* begin INPUT ROWS *

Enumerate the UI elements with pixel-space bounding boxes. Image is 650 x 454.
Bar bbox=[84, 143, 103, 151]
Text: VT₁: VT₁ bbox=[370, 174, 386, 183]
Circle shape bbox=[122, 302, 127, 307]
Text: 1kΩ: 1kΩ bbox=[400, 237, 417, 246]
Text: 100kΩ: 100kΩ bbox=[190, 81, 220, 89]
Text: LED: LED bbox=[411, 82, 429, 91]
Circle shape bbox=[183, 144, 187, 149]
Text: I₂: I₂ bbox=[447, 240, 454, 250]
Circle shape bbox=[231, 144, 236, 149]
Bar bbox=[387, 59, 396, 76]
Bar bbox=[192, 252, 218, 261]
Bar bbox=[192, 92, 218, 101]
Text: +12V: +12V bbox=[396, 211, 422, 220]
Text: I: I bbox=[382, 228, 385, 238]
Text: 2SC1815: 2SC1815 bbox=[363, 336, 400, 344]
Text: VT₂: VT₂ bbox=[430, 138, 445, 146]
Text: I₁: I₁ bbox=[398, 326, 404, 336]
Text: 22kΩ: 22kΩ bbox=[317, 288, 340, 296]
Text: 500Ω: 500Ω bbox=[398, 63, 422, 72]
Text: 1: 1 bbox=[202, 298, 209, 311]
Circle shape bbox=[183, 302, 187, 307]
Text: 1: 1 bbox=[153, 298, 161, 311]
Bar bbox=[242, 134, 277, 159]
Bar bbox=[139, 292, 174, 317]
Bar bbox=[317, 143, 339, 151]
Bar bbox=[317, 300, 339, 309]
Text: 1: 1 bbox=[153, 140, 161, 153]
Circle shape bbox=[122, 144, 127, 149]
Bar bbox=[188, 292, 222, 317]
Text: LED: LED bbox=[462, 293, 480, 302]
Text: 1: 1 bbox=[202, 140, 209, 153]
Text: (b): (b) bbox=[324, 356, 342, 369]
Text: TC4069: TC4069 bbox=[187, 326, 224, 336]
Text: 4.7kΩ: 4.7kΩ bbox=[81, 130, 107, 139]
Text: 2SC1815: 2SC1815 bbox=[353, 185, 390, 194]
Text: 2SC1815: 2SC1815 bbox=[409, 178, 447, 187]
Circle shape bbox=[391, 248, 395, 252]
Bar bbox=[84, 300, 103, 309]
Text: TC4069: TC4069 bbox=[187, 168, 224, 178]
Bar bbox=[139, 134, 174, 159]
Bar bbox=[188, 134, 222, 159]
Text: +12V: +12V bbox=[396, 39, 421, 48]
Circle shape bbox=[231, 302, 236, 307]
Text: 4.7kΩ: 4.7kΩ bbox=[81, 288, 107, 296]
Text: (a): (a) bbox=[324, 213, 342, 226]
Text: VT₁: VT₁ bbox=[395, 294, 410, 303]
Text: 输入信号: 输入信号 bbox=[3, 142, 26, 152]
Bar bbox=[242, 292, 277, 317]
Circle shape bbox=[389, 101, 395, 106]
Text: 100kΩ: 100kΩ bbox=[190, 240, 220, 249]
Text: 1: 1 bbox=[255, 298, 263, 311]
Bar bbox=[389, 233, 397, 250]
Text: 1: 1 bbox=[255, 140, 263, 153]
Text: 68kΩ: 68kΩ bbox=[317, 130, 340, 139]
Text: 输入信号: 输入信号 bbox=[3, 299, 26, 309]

* end INPUT ROWS *

YOUR TASK - Write out each line of the records above with no changes.

RESPONSE TO THE TASK -
Enumerate the UI elements with pixel-space bounding boxes. Image is 650 x 454.
Bar bbox=[84, 143, 103, 151]
Text: VT₁: VT₁ bbox=[370, 174, 386, 183]
Circle shape bbox=[122, 302, 127, 307]
Text: 1kΩ: 1kΩ bbox=[400, 237, 417, 246]
Text: 100kΩ: 100kΩ bbox=[190, 81, 220, 89]
Text: LED: LED bbox=[411, 82, 429, 91]
Circle shape bbox=[183, 144, 187, 149]
Text: I₂: I₂ bbox=[447, 240, 454, 250]
Circle shape bbox=[231, 144, 236, 149]
Bar bbox=[387, 59, 396, 76]
Bar bbox=[192, 252, 218, 261]
Bar bbox=[192, 92, 218, 101]
Text: +12V: +12V bbox=[396, 211, 422, 220]
Text: I: I bbox=[382, 228, 385, 238]
Text: 2SC1815: 2SC1815 bbox=[363, 336, 400, 344]
Text: VT₂: VT₂ bbox=[430, 138, 445, 146]
Text: I₁: I₁ bbox=[398, 326, 404, 336]
Text: 22kΩ: 22kΩ bbox=[317, 288, 340, 296]
Text: 500Ω: 500Ω bbox=[398, 63, 422, 72]
Text: 1: 1 bbox=[202, 298, 209, 311]
Circle shape bbox=[183, 302, 187, 307]
Text: 1: 1 bbox=[153, 298, 161, 311]
Bar bbox=[242, 134, 277, 159]
Bar bbox=[139, 292, 174, 317]
Bar bbox=[317, 143, 339, 151]
Bar bbox=[317, 300, 339, 309]
Text: 1: 1 bbox=[153, 140, 161, 153]
Circle shape bbox=[122, 144, 127, 149]
Bar bbox=[188, 292, 222, 317]
Text: LED: LED bbox=[462, 293, 480, 302]
Text: 1: 1 bbox=[202, 140, 209, 153]
Text: (b): (b) bbox=[324, 356, 342, 369]
Text: TC4069: TC4069 bbox=[187, 326, 224, 336]
Text: 4.7kΩ: 4.7kΩ bbox=[81, 130, 107, 139]
Text: 2SC1815: 2SC1815 bbox=[353, 185, 390, 194]
Text: 2SC1815: 2SC1815 bbox=[409, 178, 447, 187]
Circle shape bbox=[391, 248, 395, 252]
Bar bbox=[84, 300, 103, 309]
Text: TC4069: TC4069 bbox=[187, 168, 224, 178]
Bar bbox=[139, 134, 174, 159]
Bar bbox=[188, 134, 222, 159]
Text: +12V: +12V bbox=[396, 39, 421, 48]
Circle shape bbox=[231, 302, 236, 307]
Text: 4.7kΩ: 4.7kΩ bbox=[81, 288, 107, 296]
Text: (a): (a) bbox=[324, 213, 342, 226]
Text: VT₁: VT₁ bbox=[395, 294, 410, 303]
Text: 输入信号: 输入信号 bbox=[3, 142, 26, 152]
Bar bbox=[242, 292, 277, 317]
Circle shape bbox=[389, 101, 395, 106]
Text: 100kΩ: 100kΩ bbox=[190, 240, 220, 249]
Text: 1: 1 bbox=[255, 298, 263, 311]
Bar bbox=[389, 233, 397, 250]
Text: 1: 1 bbox=[255, 140, 263, 153]
Text: 68kΩ: 68kΩ bbox=[317, 130, 340, 139]
Text: 输入信号: 输入信号 bbox=[3, 299, 26, 309]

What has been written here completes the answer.